(Source data)
+ + + +

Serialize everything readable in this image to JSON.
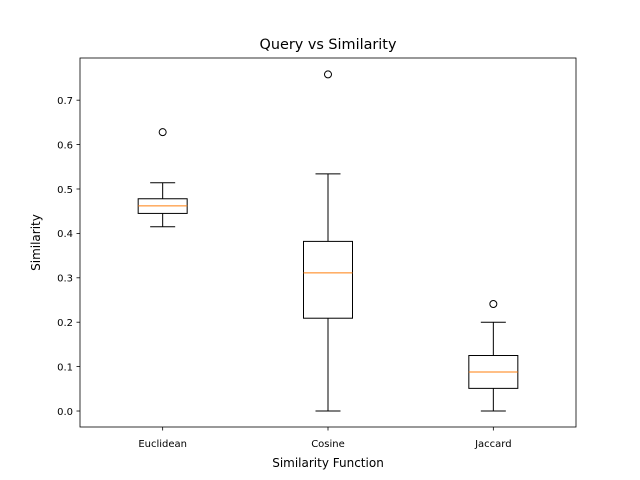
{
  "chart_data": {
    "type": "box",
    "title": "Query vs Similarity",
    "xlabel": "Similarity Function",
    "ylabel": "Similarity",
    "ylim": [
      -0.036,
      0.795
    ],
    "yticks": [
      0.0,
      0.1,
      0.2,
      0.3,
      0.4,
      0.5,
      0.6,
      0.7
    ],
    "ytick_labels": [
      "0.0",
      "0.1",
      "0.2",
      "0.3",
      "0.4",
      "0.5",
      "0.6",
      "0.7"
    ],
    "grid": false,
    "categories": [
      "Euclidean",
      "Cosine",
      "Jaccard"
    ],
    "boxes": [
      {
        "category": "Euclidean",
        "whisker_low": 0.415,
        "q1": 0.445,
        "median": 0.462,
        "q3": 0.478,
        "whisker_high": 0.514,
        "outliers": [
          0.628
        ]
      },
      {
        "category": "Cosine",
        "whisker_low": 0.0,
        "q1": 0.209,
        "median": 0.311,
        "q3": 0.382,
        "whisker_high": 0.534,
        "outliers": [
          0.758
        ]
      },
      {
        "category": "Jaccard",
        "whisker_low": 0.0,
        "q1": 0.051,
        "median": 0.088,
        "q3": 0.125,
        "whisker_high": 0.2,
        "outliers": [
          0.241
        ]
      }
    ],
    "colors": {
      "box": "#000000",
      "median": "#ff7f0e",
      "outlier_edge": "#000000"
    }
  }
}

+ + + +

** Set exercise **
Track down all lines above with the string "median" and copy them.

** Task answer **
        "median": 0.462,
        "median": 0.311,
        "median": 0.088,
      "median": "#ff7f0e",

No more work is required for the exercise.